Task requirements: Across the data below, how many lines hold "Vacant"? Answer with that number and nothing else.

===== Data shown

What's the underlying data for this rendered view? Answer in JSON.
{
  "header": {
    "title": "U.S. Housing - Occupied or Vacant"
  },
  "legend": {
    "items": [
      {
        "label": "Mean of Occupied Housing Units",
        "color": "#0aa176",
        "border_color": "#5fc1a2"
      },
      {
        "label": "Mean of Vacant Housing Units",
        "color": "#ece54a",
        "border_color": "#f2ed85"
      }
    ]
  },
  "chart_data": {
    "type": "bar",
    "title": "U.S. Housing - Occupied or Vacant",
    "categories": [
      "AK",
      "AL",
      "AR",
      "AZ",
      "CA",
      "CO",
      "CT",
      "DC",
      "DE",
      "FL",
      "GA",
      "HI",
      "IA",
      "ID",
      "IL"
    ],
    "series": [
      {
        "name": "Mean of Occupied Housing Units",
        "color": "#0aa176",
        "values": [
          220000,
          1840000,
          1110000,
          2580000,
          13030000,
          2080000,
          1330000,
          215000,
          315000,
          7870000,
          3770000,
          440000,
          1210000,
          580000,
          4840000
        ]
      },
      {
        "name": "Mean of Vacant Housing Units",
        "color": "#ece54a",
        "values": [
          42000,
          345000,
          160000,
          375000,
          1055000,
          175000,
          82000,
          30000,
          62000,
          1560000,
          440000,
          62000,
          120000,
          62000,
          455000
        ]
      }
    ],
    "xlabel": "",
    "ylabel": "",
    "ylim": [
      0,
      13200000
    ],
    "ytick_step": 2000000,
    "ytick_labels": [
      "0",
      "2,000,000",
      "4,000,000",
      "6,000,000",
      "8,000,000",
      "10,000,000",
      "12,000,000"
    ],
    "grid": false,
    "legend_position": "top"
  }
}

==========

Written answer: 4